EXERCISE DETAILS:
Repeat every line of the data exactly, but not the pictures.
# start of SUPPLIED RECORDS
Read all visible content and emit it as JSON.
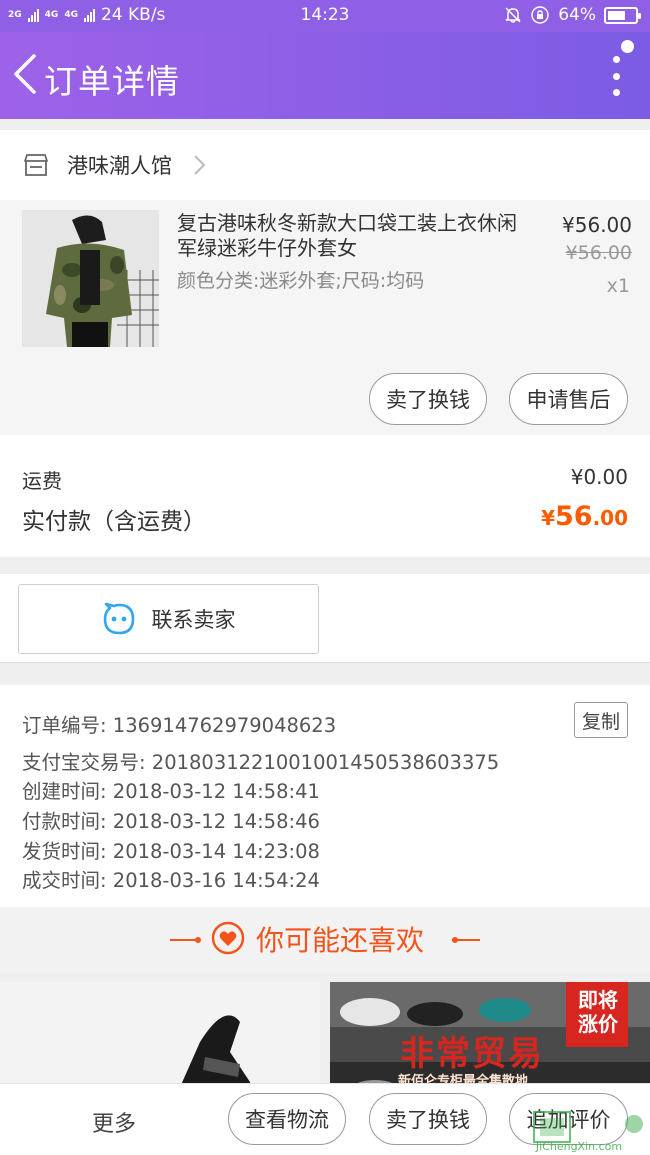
{
  "status_bar": {
    "net1": "2G",
    "net2": "4G",
    "net3": "4G",
    "speed": "24 KB/s",
    "time": "14:23",
    "battery": "64%",
    "battery_level": 0.64
  },
  "header": {
    "title": "订单详情",
    "icons": [
      "back-arrow-icon",
      "more-vertical-icon"
    ]
  },
  "shop": {
    "name": "港味潮人馆",
    "icon": "store-icon"
  },
  "item": {
    "title": "复古港味秋冬新款大口袋工装上衣休闲军绿迷彩牛仔外套女",
    "spec": "颜色分类:迷彩外套;尺码:均码",
    "price": "¥56.00",
    "original_price": "¥56.00",
    "quantity": "x1",
    "buttons": {
      "sell": "卖了换钱",
      "after_sale": "申请售后"
    }
  },
  "fees": {
    "shipping_label": "运费",
    "shipping_value": "¥0.00",
    "paid_label": "实付款（含运费）",
    "paid_currency": "¥",
    "paid_integer": "56",
    "paid_decimal": ".00"
  },
  "contact": {
    "label": "联系卖家"
  },
  "order_info": {
    "order_no_label": "订单编号:",
    "order_no": "136914762979048623",
    "copy_label": "复制",
    "alipay_label": "支付宝交易号:",
    "alipay_no": "2018031221001001450538603375",
    "created_label": "创建时间:",
    "created": "2018-03-12 14:58:41",
    "paid_label": "付款时间:",
    "paid": "2018-03-12 14:58:46",
    "shipped_label": "发货时间:",
    "shipped": "2018-03-14 14:23:08",
    "done_label": "成交时间:",
    "done": "2018-03-16 14:54:24"
  },
  "recommend": {
    "title": "你可能还喜欢",
    "banner_text": "非常贸易",
    "banner_sub": "新佰仑专柜最全集散地",
    "badge": "即将涨价"
  },
  "bottom_bar": {
    "more": "更多",
    "logistics": "查看物流",
    "sell": "卖了换钱",
    "review": "追加评价"
  },
  "watermark": {
    "text": "JiChengXin.com"
  },
  "colors": {
    "header_start": "#9d62e8",
    "header_end": "#7c5ce4",
    "accent_orange": "#ff5a00",
    "recommend_orange": "#f2541b",
    "contact_blue": "#2fa6ee"
  }
}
# end of SUPPLIED RECORDS
TASK RESULT:
Read all visible content and emit it as JSON.
{
  "status_bar": {
    "net1": "2G",
    "net2": "4G",
    "net3": "4G",
    "speed": "24 KB/s",
    "time": "14:23",
    "battery": "64%",
    "battery_level": 0.64
  },
  "header": {
    "title": "订单详情",
    "icons": [
      "back-arrow-icon",
      "more-vertical-icon"
    ]
  },
  "shop": {
    "name": "港味潮人馆",
    "icon": "store-icon"
  },
  "item": {
    "title": "复古港味秋冬新款大口袋工装上衣休闲军绿迷彩牛仔外套女",
    "spec": "颜色分类:迷彩外套;尺码:均码",
    "price": "¥56.00",
    "original_price": "¥56.00",
    "quantity": "x1",
    "buttons": {
      "sell": "卖了换钱",
      "after_sale": "申请售后"
    }
  },
  "fees": {
    "shipping_label": "运费",
    "shipping_value": "¥0.00",
    "paid_label": "实付款（含运费）",
    "paid_currency": "¥",
    "paid_integer": "56",
    "paid_decimal": ".00"
  },
  "contact": {
    "label": "联系卖家"
  },
  "order_info": {
    "order_no_label": "订单编号:",
    "order_no": "136914762979048623",
    "copy_label": "复制",
    "alipay_label": "支付宝交易号:",
    "alipay_no": "2018031221001001450538603375",
    "created_label": "创建时间:",
    "created": "2018-03-12 14:58:41",
    "paid_label": "付款时间:",
    "paid": "2018-03-12 14:58:46",
    "shipped_label": "发货时间:",
    "shipped": "2018-03-14 14:23:08",
    "done_label": "成交时间:",
    "done": "2018-03-16 14:54:24"
  },
  "recommend": {
    "title": "你可能还喜欢",
    "banner_text": "非常贸易",
    "banner_sub": "新佰仑专柜最全集散地",
    "badge": "即将涨价"
  },
  "bottom_bar": {
    "more": "更多",
    "logistics": "查看物流",
    "sell": "卖了换钱",
    "review": "追加评价"
  },
  "watermark": {
    "text": "JiChengXin.com"
  },
  "colors": {
    "header_start": "#9d62e8",
    "header_end": "#7c5ce4",
    "accent_orange": "#ff5a00",
    "recommend_orange": "#f2541b",
    "contact_blue": "#2fa6ee"
  }
}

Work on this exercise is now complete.